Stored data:
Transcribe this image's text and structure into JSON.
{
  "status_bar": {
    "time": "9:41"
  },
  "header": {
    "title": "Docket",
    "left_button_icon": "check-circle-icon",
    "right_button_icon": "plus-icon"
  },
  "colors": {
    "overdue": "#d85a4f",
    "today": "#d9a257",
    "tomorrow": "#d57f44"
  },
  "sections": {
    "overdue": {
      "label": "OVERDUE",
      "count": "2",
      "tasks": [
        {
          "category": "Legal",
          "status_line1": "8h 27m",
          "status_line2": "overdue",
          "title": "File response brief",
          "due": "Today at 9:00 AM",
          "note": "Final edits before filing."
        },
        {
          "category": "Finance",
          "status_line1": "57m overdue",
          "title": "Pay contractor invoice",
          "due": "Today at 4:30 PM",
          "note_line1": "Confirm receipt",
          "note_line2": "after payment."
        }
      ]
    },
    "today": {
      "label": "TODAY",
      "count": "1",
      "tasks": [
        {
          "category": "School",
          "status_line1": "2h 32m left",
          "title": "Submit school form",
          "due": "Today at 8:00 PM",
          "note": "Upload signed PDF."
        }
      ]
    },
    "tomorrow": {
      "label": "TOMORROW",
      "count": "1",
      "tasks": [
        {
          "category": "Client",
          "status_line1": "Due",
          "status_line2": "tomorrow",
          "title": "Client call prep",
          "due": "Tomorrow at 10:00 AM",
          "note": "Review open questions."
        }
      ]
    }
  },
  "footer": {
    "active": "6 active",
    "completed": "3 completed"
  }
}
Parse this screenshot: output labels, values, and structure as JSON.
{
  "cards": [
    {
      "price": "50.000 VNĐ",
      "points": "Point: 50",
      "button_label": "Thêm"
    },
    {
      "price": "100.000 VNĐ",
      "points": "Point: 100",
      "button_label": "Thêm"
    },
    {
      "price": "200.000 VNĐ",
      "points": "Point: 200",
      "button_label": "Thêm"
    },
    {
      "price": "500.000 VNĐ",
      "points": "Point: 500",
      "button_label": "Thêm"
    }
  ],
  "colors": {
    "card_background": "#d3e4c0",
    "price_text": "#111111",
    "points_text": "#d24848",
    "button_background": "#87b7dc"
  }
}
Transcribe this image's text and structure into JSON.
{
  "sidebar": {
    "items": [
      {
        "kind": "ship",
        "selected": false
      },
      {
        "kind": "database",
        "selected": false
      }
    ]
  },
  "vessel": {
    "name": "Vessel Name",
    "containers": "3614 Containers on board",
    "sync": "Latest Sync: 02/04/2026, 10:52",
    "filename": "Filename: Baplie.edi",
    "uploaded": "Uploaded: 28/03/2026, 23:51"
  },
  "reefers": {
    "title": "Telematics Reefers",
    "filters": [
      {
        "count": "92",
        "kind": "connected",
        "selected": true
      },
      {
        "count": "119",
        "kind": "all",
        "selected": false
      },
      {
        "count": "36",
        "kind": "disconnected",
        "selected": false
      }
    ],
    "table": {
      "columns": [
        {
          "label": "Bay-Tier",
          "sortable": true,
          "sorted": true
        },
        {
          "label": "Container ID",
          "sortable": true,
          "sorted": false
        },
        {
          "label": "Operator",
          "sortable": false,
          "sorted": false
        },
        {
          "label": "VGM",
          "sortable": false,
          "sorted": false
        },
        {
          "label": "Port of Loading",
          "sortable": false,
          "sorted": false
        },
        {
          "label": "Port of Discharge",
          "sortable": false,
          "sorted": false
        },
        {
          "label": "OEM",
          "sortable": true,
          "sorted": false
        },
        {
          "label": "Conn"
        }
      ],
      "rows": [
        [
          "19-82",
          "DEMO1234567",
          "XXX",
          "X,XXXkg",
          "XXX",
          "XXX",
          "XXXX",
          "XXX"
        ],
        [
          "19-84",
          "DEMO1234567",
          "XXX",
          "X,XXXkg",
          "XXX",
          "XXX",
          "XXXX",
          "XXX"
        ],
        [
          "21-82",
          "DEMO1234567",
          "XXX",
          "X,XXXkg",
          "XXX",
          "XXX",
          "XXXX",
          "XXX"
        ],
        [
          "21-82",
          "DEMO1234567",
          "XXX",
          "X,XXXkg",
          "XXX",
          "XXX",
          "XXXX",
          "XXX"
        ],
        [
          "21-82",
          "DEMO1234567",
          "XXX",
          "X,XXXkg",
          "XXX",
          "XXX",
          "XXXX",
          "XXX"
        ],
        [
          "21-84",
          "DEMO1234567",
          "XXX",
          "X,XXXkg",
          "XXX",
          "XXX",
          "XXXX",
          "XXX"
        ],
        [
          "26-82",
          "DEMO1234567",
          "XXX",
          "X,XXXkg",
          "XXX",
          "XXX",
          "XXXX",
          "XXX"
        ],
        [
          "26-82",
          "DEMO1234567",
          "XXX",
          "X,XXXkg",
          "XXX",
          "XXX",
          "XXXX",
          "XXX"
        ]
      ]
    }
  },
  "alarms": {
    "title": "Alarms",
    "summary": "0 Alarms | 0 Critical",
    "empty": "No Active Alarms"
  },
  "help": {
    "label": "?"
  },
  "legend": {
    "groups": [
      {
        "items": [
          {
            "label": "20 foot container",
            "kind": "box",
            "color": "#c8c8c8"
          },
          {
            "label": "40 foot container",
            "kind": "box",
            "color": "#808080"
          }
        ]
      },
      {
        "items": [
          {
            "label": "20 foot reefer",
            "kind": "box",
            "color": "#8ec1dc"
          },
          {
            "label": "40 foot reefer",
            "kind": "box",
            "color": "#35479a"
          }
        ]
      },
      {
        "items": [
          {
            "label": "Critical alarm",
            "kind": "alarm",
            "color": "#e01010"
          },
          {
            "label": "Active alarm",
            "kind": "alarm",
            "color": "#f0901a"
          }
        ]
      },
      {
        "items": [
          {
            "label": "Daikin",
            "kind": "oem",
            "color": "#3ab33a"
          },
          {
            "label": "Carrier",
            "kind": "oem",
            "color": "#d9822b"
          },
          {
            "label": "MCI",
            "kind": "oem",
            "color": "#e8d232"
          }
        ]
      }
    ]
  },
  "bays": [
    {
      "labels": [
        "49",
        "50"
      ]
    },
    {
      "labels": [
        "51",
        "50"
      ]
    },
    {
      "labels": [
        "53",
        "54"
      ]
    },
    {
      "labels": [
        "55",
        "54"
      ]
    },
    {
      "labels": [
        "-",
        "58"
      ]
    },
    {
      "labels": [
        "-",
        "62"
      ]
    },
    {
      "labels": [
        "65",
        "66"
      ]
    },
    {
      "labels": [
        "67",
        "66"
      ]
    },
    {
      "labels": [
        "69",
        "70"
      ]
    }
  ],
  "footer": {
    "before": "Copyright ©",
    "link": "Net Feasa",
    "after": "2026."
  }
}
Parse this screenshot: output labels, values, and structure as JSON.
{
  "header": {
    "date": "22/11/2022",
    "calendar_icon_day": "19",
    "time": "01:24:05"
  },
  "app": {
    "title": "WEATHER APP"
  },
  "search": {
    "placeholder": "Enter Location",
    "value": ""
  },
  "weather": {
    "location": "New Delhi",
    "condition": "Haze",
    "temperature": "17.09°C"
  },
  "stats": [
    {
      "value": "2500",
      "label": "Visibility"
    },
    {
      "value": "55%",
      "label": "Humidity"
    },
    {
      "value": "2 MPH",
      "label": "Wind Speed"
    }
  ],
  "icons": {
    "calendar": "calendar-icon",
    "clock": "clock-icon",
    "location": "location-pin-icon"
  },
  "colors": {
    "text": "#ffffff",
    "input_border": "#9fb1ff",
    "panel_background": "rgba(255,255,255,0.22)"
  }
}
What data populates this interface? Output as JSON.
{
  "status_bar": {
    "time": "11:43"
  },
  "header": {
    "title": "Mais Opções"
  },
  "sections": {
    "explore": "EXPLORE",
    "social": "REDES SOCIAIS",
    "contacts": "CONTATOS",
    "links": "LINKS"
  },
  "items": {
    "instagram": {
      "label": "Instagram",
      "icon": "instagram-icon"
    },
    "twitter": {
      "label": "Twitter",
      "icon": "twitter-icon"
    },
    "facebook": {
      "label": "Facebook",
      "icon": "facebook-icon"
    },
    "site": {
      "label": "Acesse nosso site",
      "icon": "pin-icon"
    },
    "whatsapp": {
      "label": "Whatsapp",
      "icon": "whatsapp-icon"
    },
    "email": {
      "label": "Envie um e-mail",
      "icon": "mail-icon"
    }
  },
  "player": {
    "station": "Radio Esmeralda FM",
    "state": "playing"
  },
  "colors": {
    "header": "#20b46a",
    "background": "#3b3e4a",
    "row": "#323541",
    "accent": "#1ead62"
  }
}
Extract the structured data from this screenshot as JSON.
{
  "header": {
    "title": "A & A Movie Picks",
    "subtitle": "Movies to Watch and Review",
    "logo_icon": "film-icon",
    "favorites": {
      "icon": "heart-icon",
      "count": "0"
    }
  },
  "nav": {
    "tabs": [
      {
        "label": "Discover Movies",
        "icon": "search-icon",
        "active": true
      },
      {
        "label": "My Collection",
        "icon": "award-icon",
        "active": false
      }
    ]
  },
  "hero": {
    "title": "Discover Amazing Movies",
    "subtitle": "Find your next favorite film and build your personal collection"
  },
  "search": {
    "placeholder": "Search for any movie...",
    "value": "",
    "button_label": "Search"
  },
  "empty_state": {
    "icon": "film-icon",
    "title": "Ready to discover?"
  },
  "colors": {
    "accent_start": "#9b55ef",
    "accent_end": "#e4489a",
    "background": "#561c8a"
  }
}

WORK REQUIRED: Only a number is wanted: how many lines contain "film"?

COMPLETED TASK: 3